Short task. Below are some records. Copy every line in them that holds "lock".

Exercise inputs.
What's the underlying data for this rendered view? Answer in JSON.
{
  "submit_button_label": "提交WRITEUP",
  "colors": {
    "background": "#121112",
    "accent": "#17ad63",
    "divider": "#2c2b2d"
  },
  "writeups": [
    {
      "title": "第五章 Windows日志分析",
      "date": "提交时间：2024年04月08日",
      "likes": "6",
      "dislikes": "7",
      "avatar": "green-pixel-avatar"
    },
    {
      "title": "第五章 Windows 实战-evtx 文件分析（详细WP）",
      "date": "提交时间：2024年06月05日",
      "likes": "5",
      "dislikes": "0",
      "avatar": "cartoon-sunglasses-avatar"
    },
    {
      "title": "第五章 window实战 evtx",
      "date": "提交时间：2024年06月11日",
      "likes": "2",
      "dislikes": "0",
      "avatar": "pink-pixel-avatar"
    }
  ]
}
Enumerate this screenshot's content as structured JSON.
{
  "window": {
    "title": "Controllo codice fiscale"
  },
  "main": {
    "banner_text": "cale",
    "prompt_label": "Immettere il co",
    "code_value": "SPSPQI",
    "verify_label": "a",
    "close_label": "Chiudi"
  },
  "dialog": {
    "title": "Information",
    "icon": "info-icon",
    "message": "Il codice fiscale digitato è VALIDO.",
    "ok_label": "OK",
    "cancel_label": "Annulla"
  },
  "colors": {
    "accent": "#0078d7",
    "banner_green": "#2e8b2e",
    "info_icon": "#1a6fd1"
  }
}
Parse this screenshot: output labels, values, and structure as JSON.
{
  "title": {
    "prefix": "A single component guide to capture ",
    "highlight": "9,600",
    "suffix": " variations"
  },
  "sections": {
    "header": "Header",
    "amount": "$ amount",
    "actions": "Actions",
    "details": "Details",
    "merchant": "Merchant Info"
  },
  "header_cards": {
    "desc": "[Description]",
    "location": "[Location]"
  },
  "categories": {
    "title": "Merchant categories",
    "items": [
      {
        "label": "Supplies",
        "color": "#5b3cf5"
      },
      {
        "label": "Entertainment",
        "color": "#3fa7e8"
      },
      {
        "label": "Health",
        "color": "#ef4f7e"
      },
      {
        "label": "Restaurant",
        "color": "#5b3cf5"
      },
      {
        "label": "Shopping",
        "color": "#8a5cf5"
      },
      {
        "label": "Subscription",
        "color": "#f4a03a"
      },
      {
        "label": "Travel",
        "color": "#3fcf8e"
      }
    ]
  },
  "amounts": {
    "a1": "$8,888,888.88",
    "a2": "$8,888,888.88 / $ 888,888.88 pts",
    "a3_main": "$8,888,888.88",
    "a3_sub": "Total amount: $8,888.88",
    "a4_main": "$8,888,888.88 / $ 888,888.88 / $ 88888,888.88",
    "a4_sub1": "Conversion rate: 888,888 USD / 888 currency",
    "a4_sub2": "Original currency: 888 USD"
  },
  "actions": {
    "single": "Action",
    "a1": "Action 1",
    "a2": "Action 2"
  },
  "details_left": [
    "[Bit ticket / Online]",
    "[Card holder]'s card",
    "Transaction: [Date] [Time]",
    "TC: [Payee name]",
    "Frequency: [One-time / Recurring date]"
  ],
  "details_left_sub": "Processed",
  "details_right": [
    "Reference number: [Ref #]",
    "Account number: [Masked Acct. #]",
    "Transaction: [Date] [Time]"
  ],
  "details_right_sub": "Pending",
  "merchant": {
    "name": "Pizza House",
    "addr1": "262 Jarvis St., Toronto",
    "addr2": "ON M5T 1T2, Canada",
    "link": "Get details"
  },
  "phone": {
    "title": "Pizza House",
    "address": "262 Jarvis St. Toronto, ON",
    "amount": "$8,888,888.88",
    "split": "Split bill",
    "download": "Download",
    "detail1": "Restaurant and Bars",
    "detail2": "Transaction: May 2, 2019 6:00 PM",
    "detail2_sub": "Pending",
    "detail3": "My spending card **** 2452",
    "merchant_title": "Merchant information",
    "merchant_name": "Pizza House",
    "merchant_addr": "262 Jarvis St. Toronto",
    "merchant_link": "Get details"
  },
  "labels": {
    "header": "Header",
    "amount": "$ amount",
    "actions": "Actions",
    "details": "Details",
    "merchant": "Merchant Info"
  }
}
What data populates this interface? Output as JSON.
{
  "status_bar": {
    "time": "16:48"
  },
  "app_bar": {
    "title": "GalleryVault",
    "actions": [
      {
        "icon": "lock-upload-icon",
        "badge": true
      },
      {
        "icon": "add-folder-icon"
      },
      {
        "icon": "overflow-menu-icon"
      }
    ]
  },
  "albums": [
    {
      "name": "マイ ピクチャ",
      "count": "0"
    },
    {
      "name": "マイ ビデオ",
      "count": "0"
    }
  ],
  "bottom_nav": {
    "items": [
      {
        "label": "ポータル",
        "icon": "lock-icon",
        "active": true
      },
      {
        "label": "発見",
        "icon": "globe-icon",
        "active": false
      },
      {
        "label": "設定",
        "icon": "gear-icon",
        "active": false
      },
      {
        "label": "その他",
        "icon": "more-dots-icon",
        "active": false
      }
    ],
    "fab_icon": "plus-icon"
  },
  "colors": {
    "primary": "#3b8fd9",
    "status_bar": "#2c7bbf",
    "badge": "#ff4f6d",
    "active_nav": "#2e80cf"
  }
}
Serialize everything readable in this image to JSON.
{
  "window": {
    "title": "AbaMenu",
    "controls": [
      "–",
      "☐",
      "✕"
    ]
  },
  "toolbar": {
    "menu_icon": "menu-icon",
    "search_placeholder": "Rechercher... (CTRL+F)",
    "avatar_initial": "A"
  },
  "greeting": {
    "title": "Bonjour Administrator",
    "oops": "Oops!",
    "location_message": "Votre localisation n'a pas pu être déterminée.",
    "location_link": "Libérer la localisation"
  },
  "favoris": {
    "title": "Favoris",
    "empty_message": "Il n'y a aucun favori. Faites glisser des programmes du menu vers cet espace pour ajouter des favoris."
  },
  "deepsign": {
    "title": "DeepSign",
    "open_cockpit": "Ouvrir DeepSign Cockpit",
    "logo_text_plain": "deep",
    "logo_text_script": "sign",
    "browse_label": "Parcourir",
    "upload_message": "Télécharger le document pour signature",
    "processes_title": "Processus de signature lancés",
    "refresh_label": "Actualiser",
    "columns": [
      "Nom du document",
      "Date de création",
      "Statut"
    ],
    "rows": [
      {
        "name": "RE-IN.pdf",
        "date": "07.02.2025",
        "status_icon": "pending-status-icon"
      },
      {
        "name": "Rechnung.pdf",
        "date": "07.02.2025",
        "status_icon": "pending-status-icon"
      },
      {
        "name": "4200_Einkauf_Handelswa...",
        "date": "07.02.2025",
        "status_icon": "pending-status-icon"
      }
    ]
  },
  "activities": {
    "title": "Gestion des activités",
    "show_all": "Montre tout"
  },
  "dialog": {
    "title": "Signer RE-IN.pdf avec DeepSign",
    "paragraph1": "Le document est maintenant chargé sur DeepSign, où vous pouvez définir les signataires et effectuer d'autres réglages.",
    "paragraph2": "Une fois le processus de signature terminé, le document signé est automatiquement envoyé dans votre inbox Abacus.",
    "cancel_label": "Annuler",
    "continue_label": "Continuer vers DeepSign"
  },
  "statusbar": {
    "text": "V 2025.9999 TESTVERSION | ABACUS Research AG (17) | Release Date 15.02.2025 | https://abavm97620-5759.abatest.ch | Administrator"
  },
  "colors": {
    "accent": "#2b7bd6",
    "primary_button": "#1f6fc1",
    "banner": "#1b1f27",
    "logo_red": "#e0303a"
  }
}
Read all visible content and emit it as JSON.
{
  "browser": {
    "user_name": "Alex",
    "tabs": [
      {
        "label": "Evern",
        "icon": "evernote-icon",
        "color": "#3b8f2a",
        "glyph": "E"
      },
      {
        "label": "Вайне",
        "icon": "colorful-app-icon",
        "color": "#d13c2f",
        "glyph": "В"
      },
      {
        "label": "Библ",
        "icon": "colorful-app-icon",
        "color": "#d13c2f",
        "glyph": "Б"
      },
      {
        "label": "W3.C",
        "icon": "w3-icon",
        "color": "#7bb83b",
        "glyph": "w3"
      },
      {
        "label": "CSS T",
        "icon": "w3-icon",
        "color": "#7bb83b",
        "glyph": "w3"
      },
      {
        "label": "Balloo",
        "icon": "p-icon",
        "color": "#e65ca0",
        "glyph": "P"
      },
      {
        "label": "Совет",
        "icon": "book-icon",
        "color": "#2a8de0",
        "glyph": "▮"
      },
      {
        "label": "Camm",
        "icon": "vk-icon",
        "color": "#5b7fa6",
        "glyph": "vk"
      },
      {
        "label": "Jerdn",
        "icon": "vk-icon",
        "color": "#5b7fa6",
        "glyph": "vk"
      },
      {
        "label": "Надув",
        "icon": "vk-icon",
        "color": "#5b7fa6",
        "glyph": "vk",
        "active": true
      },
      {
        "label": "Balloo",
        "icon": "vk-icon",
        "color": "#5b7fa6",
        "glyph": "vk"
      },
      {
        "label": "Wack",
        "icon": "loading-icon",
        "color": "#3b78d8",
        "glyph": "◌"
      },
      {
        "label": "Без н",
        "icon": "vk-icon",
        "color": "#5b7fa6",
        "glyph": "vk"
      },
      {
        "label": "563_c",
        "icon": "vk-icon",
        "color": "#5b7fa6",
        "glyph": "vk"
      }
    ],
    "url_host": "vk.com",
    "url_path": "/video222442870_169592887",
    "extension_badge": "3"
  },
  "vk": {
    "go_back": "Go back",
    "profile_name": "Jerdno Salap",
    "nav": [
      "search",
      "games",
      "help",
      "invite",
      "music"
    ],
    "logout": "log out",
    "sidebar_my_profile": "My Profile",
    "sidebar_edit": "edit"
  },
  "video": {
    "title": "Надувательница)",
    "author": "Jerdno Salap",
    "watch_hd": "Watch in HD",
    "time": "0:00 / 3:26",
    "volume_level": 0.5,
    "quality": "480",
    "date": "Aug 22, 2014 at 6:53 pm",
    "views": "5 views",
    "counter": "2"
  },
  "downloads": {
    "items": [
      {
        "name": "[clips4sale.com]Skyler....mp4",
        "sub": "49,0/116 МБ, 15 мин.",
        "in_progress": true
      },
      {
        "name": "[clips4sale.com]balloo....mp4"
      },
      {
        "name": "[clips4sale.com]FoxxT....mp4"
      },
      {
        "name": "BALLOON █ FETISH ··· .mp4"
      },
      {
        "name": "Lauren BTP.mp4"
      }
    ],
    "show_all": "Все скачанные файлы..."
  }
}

Response.
        "icon": "lock-upload-icon",
        "icon": "lock-icon",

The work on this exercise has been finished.